## TASK OBJECTIVE
Copy each line in the data that includes the word "Test".

Dataset items:
* begin *

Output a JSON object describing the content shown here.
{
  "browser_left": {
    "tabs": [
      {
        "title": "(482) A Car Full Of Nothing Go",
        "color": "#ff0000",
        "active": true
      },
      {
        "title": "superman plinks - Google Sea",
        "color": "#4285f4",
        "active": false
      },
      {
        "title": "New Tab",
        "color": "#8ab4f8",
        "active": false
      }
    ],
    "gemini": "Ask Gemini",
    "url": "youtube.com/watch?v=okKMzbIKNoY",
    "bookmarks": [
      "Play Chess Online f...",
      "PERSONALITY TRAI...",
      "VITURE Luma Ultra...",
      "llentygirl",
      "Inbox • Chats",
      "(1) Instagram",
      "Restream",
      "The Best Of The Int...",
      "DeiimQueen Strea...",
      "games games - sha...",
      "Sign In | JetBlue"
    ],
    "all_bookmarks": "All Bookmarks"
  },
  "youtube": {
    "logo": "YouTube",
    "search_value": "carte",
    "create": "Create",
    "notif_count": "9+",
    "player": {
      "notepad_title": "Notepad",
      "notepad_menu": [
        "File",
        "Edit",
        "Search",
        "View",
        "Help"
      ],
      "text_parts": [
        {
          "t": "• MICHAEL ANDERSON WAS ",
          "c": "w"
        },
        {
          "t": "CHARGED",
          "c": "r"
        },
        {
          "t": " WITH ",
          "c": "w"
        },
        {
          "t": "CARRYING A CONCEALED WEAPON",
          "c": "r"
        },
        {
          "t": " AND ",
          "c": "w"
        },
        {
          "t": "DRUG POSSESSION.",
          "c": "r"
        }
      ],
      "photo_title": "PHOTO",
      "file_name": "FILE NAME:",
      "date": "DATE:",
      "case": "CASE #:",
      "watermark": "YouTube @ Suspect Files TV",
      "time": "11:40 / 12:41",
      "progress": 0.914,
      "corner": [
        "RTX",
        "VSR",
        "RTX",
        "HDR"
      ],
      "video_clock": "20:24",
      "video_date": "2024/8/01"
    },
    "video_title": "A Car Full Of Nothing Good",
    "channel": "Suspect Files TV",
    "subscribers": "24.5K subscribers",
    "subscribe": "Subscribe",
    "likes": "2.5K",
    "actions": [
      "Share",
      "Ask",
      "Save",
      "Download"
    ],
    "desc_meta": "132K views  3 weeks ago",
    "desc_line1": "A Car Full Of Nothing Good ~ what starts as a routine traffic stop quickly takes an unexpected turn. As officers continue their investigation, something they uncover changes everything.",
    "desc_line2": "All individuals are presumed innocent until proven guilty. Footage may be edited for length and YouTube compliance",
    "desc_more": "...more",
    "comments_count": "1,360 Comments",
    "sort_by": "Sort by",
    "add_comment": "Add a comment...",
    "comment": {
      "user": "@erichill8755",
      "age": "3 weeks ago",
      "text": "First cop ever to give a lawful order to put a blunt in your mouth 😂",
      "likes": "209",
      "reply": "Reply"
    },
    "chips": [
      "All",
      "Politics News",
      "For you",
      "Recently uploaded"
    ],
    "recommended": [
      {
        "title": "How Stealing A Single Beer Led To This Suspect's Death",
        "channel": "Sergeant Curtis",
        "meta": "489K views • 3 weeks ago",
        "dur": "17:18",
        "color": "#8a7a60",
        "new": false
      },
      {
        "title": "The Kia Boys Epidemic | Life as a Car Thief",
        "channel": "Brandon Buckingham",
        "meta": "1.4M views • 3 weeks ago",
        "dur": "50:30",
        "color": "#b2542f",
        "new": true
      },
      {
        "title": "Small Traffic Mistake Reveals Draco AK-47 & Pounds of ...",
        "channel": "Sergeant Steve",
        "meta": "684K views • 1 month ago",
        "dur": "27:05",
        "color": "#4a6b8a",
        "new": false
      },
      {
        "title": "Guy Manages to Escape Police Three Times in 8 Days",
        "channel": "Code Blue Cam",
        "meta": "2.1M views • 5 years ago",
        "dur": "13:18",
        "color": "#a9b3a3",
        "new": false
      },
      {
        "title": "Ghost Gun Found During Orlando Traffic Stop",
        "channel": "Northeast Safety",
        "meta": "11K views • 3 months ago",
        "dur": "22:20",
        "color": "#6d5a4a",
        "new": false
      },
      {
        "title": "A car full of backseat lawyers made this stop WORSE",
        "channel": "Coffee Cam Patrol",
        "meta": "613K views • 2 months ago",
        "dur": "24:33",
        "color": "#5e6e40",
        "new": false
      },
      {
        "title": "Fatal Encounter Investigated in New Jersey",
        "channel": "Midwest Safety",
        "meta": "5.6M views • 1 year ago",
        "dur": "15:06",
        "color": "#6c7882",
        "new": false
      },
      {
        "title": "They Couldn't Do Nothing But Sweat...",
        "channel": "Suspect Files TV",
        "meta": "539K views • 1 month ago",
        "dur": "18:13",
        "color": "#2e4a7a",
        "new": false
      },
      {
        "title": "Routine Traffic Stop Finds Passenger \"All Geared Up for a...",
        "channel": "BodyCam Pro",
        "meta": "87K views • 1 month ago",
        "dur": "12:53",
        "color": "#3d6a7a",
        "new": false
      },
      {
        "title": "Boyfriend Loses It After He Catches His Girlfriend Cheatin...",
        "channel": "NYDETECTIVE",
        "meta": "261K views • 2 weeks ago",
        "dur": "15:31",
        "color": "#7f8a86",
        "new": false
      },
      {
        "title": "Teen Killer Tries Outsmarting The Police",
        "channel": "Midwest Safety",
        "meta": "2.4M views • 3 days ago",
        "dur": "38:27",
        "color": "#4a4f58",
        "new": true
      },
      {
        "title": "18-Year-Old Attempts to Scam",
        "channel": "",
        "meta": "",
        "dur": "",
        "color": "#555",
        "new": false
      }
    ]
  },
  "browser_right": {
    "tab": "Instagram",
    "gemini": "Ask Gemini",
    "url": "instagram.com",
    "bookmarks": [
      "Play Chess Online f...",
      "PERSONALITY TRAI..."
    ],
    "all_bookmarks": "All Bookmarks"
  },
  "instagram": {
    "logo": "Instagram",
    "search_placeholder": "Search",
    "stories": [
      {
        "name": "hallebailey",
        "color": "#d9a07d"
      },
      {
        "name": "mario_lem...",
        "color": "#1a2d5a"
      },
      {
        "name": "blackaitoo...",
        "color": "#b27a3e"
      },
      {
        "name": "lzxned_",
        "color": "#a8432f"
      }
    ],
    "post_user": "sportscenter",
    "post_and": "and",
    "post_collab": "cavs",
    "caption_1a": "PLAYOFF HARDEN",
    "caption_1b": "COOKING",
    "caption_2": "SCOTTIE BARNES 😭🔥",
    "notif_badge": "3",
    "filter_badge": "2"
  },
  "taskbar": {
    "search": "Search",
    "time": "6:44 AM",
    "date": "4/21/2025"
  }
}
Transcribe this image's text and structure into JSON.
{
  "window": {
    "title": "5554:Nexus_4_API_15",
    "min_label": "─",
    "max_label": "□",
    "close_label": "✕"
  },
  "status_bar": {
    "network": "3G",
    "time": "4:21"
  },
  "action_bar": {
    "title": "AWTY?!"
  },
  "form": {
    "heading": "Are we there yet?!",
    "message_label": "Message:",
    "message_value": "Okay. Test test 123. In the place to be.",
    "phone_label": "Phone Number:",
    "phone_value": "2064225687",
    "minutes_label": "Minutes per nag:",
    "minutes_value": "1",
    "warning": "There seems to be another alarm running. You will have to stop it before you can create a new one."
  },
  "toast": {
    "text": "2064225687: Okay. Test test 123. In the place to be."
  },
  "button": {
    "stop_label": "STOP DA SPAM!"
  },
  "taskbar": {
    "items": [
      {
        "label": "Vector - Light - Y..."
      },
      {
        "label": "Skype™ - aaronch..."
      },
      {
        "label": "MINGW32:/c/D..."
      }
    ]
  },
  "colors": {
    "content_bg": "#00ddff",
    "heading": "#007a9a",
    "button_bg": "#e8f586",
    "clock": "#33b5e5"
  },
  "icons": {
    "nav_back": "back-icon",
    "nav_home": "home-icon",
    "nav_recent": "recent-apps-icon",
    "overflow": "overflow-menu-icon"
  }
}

* end *

## TASK RESULT
    "message_value": "Okay. Test test 123. In the place to be.",
    "text": "2064225687: Okay. Test test 123. In the place to be."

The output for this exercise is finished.